TASK GOAL: Reproduce each line exactly. Skip none.

RECORDS FOR THIS EXERCISE:

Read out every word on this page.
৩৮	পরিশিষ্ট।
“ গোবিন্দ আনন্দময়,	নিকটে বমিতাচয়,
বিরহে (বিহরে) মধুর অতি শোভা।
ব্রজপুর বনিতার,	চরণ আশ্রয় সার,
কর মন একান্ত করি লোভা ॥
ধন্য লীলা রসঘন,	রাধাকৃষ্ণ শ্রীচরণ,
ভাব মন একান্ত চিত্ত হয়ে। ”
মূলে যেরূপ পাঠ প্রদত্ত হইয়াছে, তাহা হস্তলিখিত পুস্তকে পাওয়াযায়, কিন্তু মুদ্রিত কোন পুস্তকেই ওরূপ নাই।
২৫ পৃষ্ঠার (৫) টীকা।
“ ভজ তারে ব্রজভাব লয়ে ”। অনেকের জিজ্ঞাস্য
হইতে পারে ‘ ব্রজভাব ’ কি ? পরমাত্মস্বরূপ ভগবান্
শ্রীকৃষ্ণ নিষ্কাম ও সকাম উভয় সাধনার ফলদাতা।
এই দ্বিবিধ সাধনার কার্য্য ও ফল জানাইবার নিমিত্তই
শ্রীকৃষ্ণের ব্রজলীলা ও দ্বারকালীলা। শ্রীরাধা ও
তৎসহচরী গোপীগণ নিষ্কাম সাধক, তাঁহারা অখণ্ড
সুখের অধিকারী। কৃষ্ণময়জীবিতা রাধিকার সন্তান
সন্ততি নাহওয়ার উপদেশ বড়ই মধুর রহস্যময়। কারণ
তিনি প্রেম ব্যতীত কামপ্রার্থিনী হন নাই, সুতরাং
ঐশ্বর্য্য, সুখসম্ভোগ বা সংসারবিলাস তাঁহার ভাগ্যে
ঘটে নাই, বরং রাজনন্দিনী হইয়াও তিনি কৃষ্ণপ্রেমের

EXERCISE SOLUTION:
Read out every word on this page.
৩৮	পরিশিষ্ট।
“ গোবিন্দ আনন্দময়,	নিকটে বমিতাচয়,
বিরহে (বিহরে) মধুর অতি শোভা।
ব্রজপুর বনিতার,	চরণ আশ্রয় সার,
কর মন একান্ত করি লোভা ॥
ধন্য লীলা রসঘন,	রাধাকৃষ্ণ শ্রীচরণ,
ভাব মন একান্ত চিত্ত হয়ে। ”
মূলে যেরূপ পাঠ প্রদত্ত হইয়াছে, তাহা হস্তলিখিত পুস্তকে পাওয়াযায়, কিন্তু মুদ্রিত কোন পুস্তকেই ওরূপ নাই।
২৫ পৃষ্ঠার (৫) টীকা।
“ ভজ তারে ব্রজভাব লয়ে ”। অনেকের জিজ্ঞাস্য
হইতে পারে ‘ ব্রজভাব ’ কি ? পরমাত্মস্বরূপ ভগবান্
শ্রীকৃষ্ণ নিষ্কাম ও সকাম উভয় সাধনার ফলদাতা।
এই দ্বিবিধ সাধনার কার্য্য ও ফল জানাইবার নিমিত্তই
শ্রীকৃষ্ণের ব্রজলীলা ও দ্বারকালীলা। শ্রীরাধা ও
তৎসহচরী গোপীগণ নিষ্কাম সাধক, তাঁহারা অখণ্ড
সুখের অধিকারী। কৃষ্ণময়জীবিতা রাধিকার সন্তান
সন্ততি নাহওয়ার উপদেশ বড়ই মধুর রহস্যময়। কারণ
তিনি প্রেম ব্যতীত কামপ্রার্থিনী হন নাই, সুতরাং
ঐশ্বর্য্য, সুখসম্ভোগ বা সংসারবিলাস তাঁহার ভাগ্যে
ঘটে নাই, বরং রাজনন্দিনী হইয়াও তিনি কৃষ্ণপ্রেমের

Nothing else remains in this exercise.